GIVEN PROBLEM:
Write out every single entry exactly.

<<<<

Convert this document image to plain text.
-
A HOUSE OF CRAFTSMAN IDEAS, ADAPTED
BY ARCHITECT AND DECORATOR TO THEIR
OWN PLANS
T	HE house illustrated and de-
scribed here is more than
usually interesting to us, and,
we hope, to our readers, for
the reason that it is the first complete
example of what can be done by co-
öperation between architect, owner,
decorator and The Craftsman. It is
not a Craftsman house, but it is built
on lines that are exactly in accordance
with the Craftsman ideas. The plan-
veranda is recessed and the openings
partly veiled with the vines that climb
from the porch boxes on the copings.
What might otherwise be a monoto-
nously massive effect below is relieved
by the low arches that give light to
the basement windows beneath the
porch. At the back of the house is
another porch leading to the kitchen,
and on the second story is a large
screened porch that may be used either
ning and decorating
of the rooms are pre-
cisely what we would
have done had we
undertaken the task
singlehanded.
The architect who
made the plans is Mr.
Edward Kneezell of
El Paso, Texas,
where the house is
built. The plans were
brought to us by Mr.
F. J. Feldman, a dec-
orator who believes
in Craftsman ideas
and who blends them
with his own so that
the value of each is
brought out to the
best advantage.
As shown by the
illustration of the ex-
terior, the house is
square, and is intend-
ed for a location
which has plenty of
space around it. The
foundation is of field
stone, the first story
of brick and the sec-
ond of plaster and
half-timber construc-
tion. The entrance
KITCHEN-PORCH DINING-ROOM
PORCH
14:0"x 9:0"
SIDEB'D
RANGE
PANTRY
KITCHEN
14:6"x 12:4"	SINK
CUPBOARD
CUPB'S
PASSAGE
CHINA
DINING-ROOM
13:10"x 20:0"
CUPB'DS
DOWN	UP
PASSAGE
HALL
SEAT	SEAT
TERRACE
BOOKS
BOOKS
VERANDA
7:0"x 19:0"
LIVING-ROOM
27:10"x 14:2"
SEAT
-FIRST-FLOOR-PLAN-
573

>>>>

ANSWER TO THIS EXERCISE:
Convert this document image to plain text.
-
A HOUSE OF CRAFTSMAN IDEAS, ADAPTED
BY ARCHITECT AND DECORATOR TO THEIR
OWN PLANS
T	HE house illustrated and de-
scribed here is more than
usually interesting to us, and,
we hope, to our readers, for
the reason that it is the first complete
example of what can be done by co-
öperation between architect, owner,
decorator and The Craftsman. It is
not a Craftsman house, but it is built
on lines that are exactly in accordance
with the Craftsman ideas. The plan-
veranda is recessed and the openings
partly veiled with the vines that climb
from the porch boxes on the copings.
What might otherwise be a monoto-
nously massive effect below is relieved
by the low arches that give light to
the basement windows beneath the
porch. At the back of the house is
another porch leading to the kitchen,
and on the second story is a large
screened porch that may be used either
ning and decorating
of the rooms are pre-
cisely what we would
have done had we
undertaken the task
singlehanded.
The architect who
made the plans is Mr.
Edward Kneezell of
El Paso, Texas,
where the house is
built. The plans were
brought to us by Mr.
F. J. Feldman, a dec-
orator who believes
in Craftsman ideas
and who blends them
with his own so that
the value of each is
brought out to the
best advantage.
As shown by the
illustration of the ex-
terior, the house is
square, and is intend-
ed for a location
which has plenty of
space around it. The
foundation is of field
stone, the first story
of brick and the sec-
ond of plaster and
half-timber construc-
tion. The entrance
KITCHEN-PORCH DINING-ROOM
PORCH
14:0"x 9:0"
SIDEB'D
RANGE
PANTRY
KITCHEN
14:6"x 12:4"	SINK
CUPBOARD
CUPB'S
PASSAGE
CHINA
DINING-ROOM
13:10"x 20:0"
CUPB'DS
DOWN	UP
PASSAGE
HALL
SEAT	SEAT
TERRACE
BOOKS
BOOKS
VERANDA
7:0"x 19:0"
LIVING-ROOM
27:10"x 14:2"
SEAT
-FIRST-FLOOR-PLAN-
573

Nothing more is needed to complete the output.